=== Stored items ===
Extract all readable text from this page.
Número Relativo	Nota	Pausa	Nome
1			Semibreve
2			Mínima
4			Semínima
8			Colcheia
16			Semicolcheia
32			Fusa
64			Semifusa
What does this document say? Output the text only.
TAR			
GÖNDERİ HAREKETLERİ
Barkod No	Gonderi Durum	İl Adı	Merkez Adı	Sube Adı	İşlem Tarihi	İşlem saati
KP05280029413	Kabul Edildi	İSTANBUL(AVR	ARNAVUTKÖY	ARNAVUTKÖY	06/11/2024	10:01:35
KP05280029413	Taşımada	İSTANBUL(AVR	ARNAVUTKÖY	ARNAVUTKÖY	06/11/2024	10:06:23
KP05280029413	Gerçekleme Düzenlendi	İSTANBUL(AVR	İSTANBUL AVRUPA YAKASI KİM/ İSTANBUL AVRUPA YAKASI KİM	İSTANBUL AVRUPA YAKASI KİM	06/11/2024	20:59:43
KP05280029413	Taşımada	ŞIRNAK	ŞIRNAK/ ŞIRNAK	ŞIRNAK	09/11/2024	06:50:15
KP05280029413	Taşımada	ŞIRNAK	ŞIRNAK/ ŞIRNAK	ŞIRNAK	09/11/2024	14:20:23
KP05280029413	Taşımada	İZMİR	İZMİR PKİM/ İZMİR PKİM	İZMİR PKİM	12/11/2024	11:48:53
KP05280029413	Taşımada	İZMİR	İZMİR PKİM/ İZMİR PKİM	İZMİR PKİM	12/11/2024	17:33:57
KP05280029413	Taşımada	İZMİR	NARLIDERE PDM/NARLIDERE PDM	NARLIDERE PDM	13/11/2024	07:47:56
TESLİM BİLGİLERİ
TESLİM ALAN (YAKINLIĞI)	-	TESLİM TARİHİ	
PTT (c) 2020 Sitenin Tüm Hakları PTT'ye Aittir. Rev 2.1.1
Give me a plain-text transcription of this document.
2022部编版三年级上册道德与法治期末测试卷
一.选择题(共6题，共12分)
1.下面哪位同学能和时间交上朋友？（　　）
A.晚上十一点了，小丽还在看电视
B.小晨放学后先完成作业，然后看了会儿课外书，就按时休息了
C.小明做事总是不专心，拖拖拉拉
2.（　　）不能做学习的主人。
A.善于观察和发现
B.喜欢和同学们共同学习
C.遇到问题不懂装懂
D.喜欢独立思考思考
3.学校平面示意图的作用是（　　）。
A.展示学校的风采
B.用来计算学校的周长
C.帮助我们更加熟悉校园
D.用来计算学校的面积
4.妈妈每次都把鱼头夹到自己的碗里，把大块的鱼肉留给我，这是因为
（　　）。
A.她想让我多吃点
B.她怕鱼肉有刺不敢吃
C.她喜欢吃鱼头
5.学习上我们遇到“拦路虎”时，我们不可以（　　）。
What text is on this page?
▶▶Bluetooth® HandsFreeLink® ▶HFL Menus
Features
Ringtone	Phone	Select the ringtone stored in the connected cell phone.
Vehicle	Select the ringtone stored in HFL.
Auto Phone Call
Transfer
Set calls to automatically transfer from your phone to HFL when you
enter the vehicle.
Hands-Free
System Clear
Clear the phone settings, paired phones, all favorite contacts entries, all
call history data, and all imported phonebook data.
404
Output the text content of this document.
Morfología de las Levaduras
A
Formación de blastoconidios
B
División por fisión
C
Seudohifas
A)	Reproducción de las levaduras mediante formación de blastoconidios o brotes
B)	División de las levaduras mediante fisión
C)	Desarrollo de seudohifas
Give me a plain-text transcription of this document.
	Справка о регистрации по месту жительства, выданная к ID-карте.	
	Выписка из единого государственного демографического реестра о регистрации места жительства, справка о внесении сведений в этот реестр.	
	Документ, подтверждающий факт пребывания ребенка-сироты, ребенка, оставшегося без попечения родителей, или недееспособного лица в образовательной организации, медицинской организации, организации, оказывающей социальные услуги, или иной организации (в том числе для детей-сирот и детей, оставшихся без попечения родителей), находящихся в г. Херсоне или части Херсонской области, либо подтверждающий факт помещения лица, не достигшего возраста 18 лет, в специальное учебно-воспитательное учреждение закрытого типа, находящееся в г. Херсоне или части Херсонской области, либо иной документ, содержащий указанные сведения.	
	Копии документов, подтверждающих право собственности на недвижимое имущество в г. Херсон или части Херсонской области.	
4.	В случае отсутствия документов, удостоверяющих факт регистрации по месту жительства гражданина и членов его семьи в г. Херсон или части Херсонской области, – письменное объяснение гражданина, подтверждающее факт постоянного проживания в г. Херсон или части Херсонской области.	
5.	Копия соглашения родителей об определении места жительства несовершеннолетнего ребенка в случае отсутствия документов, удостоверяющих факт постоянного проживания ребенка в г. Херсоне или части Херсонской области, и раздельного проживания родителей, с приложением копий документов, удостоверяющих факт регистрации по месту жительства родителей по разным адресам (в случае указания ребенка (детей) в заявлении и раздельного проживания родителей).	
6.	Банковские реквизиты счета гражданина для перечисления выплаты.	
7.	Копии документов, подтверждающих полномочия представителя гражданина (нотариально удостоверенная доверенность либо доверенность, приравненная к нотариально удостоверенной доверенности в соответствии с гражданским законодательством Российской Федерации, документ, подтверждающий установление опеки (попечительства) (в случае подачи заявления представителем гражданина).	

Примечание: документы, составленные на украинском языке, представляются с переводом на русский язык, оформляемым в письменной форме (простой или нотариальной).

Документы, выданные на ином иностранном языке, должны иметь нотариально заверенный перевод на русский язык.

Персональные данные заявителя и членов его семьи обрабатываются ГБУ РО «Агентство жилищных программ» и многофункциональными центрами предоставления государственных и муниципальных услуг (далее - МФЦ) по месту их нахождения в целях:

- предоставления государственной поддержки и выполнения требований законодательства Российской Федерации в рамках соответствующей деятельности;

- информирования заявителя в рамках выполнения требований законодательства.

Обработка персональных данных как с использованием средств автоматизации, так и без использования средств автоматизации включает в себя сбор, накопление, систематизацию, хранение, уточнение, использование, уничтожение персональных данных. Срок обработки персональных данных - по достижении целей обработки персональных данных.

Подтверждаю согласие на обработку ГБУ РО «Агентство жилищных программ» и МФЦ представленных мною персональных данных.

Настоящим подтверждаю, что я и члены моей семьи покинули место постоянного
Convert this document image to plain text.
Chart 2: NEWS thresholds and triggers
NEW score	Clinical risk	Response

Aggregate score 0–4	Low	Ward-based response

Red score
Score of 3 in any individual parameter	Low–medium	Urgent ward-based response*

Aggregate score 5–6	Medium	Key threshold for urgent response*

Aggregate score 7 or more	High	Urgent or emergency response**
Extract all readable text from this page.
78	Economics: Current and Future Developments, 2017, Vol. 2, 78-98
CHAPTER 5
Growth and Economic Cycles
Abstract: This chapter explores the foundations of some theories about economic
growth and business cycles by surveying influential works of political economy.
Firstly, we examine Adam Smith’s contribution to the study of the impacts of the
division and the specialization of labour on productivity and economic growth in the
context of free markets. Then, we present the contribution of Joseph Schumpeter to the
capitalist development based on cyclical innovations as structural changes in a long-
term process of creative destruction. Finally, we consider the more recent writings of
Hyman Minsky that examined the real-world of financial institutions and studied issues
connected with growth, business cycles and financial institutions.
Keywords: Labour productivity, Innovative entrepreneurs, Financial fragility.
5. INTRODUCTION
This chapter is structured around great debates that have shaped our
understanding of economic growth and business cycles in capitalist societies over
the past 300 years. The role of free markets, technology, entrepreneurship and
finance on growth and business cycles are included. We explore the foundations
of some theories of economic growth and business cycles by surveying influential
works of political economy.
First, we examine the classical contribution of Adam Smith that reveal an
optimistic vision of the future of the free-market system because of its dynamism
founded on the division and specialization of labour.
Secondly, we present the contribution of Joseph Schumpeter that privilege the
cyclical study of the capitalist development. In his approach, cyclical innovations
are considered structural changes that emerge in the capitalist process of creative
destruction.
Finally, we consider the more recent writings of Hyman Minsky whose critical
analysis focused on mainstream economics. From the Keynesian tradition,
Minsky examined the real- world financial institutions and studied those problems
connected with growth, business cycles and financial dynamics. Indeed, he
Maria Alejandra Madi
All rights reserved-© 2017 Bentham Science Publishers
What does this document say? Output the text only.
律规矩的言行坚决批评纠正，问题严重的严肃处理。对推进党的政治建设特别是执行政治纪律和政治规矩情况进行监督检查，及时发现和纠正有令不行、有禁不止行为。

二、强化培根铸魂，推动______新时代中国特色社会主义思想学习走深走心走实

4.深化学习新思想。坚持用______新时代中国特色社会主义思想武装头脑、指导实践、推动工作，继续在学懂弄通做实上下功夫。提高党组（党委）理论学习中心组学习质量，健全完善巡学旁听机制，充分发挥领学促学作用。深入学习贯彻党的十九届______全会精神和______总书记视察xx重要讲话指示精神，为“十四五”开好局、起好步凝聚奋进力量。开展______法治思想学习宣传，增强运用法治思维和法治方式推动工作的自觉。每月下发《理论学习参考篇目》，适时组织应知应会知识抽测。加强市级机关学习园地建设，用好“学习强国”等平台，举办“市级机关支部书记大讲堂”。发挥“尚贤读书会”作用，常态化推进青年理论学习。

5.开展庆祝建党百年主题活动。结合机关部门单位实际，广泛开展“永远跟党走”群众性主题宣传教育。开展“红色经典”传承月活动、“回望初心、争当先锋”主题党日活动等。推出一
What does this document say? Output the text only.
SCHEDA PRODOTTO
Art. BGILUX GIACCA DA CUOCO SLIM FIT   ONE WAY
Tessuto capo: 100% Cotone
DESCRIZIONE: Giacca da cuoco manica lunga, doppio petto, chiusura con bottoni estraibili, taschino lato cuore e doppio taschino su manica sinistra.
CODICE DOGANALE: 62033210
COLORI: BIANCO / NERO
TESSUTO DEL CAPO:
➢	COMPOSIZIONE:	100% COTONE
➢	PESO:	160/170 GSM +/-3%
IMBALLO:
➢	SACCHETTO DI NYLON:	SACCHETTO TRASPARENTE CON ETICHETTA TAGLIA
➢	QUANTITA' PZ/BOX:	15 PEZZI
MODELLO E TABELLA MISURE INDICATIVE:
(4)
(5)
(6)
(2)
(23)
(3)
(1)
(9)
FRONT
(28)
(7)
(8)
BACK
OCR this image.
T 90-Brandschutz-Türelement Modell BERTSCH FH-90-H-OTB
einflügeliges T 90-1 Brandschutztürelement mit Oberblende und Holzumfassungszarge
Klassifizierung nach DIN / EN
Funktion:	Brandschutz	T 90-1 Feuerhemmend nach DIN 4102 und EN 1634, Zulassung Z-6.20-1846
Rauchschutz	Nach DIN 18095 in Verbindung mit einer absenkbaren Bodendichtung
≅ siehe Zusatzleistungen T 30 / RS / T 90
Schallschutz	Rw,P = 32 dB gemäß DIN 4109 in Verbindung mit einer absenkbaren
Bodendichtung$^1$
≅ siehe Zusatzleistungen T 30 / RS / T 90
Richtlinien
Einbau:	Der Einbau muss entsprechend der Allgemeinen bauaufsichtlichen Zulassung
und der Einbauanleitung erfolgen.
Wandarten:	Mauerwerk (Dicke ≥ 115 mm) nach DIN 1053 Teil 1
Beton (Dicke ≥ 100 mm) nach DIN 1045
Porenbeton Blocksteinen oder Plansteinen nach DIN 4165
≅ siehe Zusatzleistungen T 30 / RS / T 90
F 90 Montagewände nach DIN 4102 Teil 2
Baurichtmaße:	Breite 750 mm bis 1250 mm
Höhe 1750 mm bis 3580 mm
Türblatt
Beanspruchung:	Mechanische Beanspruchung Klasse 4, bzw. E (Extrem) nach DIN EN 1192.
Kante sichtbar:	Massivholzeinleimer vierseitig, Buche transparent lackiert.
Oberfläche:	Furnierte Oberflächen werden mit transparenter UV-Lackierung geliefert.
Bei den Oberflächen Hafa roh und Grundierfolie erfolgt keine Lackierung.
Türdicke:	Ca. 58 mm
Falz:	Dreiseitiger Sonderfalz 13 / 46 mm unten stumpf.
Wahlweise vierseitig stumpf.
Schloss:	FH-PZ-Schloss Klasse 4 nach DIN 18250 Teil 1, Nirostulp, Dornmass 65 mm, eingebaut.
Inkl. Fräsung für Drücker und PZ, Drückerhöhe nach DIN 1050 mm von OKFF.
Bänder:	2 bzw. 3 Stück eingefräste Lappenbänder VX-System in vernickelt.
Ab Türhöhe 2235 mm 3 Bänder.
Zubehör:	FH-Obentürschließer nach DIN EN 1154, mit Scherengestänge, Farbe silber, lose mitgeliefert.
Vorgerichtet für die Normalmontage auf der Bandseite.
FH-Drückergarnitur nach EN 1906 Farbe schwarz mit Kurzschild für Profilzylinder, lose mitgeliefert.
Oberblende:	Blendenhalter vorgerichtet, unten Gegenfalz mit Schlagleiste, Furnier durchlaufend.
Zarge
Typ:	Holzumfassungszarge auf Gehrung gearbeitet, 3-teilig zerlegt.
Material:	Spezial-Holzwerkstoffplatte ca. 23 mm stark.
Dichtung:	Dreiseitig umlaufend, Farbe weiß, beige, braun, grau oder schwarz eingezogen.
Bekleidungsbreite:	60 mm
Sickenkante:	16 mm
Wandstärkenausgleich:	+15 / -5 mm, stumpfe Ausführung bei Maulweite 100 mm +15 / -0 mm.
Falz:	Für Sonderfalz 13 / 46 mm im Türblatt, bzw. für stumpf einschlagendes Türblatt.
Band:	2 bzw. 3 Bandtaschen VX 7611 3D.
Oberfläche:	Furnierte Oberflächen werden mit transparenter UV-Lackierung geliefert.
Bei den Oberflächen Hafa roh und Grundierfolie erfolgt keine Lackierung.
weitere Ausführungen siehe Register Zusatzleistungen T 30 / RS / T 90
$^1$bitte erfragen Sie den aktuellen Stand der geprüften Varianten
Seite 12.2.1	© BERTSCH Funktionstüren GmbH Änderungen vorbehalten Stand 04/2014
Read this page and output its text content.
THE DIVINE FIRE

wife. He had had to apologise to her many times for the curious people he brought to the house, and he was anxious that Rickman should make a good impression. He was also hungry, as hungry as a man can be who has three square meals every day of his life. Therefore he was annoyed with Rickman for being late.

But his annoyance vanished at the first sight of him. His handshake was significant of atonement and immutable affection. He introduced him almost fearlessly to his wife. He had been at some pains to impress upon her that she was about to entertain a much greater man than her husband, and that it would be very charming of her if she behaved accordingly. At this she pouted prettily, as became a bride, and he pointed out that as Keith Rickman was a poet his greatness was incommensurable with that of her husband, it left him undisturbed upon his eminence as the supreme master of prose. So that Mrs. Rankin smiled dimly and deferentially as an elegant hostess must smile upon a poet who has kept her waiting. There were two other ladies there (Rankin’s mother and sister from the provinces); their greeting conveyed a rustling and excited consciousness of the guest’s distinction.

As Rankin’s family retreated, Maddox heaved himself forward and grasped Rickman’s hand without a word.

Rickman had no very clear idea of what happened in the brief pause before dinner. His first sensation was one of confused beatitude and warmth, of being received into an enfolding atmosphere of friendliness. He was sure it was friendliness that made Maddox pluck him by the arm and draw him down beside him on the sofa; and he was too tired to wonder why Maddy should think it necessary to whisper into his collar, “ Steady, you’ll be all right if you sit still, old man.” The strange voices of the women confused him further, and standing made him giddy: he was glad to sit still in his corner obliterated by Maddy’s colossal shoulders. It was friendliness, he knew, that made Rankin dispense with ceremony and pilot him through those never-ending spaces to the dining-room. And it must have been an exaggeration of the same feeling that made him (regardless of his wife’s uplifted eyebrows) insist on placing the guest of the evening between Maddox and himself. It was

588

=== Goal of the exercise ===
Reply with the number of lines in the preceding entries that contain "программ", and no other words.

=== Full solution ===
2